━━━ RECORDS SUPPLIED

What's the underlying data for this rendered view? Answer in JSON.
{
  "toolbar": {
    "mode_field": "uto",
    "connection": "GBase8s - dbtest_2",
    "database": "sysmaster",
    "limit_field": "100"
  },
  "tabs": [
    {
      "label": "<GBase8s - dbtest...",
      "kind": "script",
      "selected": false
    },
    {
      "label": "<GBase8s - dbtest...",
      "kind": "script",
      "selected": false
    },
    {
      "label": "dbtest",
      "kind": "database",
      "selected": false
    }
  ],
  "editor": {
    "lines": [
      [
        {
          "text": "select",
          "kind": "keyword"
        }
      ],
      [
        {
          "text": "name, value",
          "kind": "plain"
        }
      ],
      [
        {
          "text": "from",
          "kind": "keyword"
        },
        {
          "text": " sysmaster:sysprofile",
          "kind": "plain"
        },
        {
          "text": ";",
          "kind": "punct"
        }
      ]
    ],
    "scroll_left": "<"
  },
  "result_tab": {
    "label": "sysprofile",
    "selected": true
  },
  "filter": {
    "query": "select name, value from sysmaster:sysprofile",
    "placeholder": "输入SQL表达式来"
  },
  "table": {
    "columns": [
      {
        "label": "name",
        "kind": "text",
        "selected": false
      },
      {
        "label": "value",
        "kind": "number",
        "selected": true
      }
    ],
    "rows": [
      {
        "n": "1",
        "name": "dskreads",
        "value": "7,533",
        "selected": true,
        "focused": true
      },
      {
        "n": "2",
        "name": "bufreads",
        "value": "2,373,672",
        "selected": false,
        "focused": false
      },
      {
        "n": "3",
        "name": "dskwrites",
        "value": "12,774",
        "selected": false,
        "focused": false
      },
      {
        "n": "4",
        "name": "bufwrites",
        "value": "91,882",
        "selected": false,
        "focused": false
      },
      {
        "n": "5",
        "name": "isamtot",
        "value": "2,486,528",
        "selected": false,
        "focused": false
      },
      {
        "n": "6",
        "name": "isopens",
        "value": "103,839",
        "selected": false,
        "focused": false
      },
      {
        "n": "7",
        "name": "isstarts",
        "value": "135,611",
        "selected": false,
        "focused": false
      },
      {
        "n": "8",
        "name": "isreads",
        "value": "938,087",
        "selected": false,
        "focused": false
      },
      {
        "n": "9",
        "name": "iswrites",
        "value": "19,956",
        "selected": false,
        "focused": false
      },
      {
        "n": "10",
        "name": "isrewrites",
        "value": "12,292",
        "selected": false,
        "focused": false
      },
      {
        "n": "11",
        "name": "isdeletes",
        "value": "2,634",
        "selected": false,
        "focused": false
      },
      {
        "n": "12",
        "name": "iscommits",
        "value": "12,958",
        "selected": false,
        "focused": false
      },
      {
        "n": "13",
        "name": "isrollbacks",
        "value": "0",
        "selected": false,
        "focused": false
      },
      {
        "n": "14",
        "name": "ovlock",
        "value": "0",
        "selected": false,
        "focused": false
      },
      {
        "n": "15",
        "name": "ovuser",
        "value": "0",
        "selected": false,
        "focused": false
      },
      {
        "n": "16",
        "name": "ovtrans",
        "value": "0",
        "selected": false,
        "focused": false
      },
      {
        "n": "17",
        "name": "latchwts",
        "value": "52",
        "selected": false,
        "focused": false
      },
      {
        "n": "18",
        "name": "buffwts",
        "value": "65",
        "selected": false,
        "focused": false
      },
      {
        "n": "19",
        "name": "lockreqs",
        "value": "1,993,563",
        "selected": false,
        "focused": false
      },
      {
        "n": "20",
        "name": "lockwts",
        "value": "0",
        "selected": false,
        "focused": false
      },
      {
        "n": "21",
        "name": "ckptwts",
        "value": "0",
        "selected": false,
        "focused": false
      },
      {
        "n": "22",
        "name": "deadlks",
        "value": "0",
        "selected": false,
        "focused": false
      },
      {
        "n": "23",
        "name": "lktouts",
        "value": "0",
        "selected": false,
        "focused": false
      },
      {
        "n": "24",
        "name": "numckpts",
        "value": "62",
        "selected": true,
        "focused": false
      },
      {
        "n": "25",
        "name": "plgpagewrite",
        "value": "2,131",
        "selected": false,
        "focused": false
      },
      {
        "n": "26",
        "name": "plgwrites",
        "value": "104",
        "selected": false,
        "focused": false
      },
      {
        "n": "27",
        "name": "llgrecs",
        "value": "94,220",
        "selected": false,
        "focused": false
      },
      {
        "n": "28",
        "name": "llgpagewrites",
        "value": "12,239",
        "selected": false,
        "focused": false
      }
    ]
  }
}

━━━━━━

REQUEST
Type out the full listing again, exactly as given.

THE REPLY
What's the underlying data for this rendered view? Answer in JSON.
{
  "toolbar": {
    "mode_field": "uto",
    "connection": "GBase8s - dbtest_2",
    "database": "sysmaster",
    "limit_field": "100"
  },
  "tabs": [
    {
      "label": "<GBase8s - dbtest...",
      "kind": "script",
      "selected": false
    },
    {
      "label": "<GBase8s - dbtest...",
      "kind": "script",
      "selected": false
    },
    {
      "label": "dbtest",
      "kind": "database",
      "selected": false
    }
  ],
  "editor": {
    "lines": [
      [
        {
          "text": "select",
          "kind": "keyword"
        }
      ],
      [
        {
          "text": "name, value",
          "kind": "plain"
        }
      ],
      [
        {
          "text": "from",
          "kind": "keyword"
        },
        {
          "text": " sysmaster:sysprofile",
          "kind": "plain"
        },
        {
          "text": ";",
          "kind": "punct"
        }
      ]
    ],
    "scroll_left": "<"
  },
  "result_tab": {
    "label": "sysprofile",
    "selected": true
  },
  "filter": {
    "query": "select name, value from sysmaster:sysprofile",
    "placeholder": "输入SQL表达式来"
  },
  "table": {
    "columns": [
      {
        "label": "name",
        "kind": "text",
        "selected": false
      },
      {
        "label": "value",
        "kind": "number",
        "selected": true
      }
    ],
    "rows": [
      {
        "n": "1",
        "name": "dskreads",
        "value": "7,533",
        "selected": true,
        "focused": true
      },
      {
        "n": "2",
        "name": "bufreads",
        "value": "2,373,672",
        "selected": false,
        "focused": false
      },
      {
        "n": "3",
        "name": "dskwrites",
        "value": "12,774",
        "selected": false,
        "focused": false
      },
      {
        "n": "4",
        "name": "bufwrites",
        "value": "91,882",
        "selected": false,
        "focused": false
      },
      {
        "n": "5",
        "name": "isamtot",
        "value": "2,486,528",
        "selected": false,
        "focused": false
      },
      {
        "n": "6",
        "name": "isopens",
        "value": "103,839",
        "selected": false,
        "focused": false
      },
      {
        "n": "7",
        "name": "isstarts",
        "value": "135,611",
        "selected": false,
        "focused": false
      },
      {
        "n": "8",
        "name": "isreads",
        "value": "938,087",
        "selected": false,
        "focused": false
      },
      {
        "n": "9",
        "name": "iswrites",
        "value": "19,956",
        "selected": false,
        "focused": false
      },
      {
        "n": "10",
        "name": "isrewrites",
        "value": "12,292",
        "selected": false,
        "focused": false
      },
      {
        "n": "11",
        "name": "isdeletes",
        "value": "2,634",
        "selected": false,
        "focused": false
      },
      {
        "n": "12",
        "name": "iscommits",
        "value": "12,958",
        "selected": false,
        "focused": false
      },
      {
        "n": "13",
        "name": "isrollbacks",
        "value": "0",
        "selected": false,
        "focused": false
      },
      {
        "n": "14",
        "name": "ovlock",
        "value": "0",
        "selected": false,
        "focused": false
      },
      {
        "n": "15",
        "name": "ovuser",
        "value": "0",
        "selected": false,
        "focused": false
      },
      {
        "n": "16",
        "name": "ovtrans",
        "value": "0",
        "selected": false,
        "focused": false
      },
      {
        "n": "17",
        "name": "latchwts",
        "value": "52",
        "selected": false,
        "focused": false
      },
      {
        "n": "18",
        "name": "buffwts",
        "value": "65",
        "selected": false,
        "focused": false
      },
      {
        "n": "19",
        "name": "lockreqs",
        "value": "1,993,563",
        "selected": false,
        "focused": false
      },
      {
        "n": "20",
        "name": "lockwts",
        "value": "0",
        "selected": false,
        "focused": false
      },
      {
        "n": "21",
        "name": "ckptwts",
        "value": "0",
        "selected": false,
        "focused": false
      },
      {
        "n": "22",
        "name": "deadlks",
        "value": "0",
        "selected": false,
        "focused": false
      },
      {
        "n": "23",
        "name": "lktouts",
        "value": "0",
        "selected": false,
        "focused": false
      },
      {
        "n": "24",
        "name": "numckpts",
        "value": "62",
        "selected": true,
        "focused": false
      },
      {
        "n": "25",
        "name": "plgpagewrite",
        "value": "2,131",
        "selected": false,
        "focused": false
      },
      {
        "n": "26",
        "name": "plgwrites",
        "value": "104",
        "selected": false,
        "focused": false
      },
      {
        "n": "27",
        "name": "llgrecs",
        "value": "94,220",
        "selected": false,
        "focused": false
      },
      {
        "n": "28",
        "name": "llgpagewrites",
        "value": "12,239",
        "selected": false,
        "focused": false
      }
    ]
  }
}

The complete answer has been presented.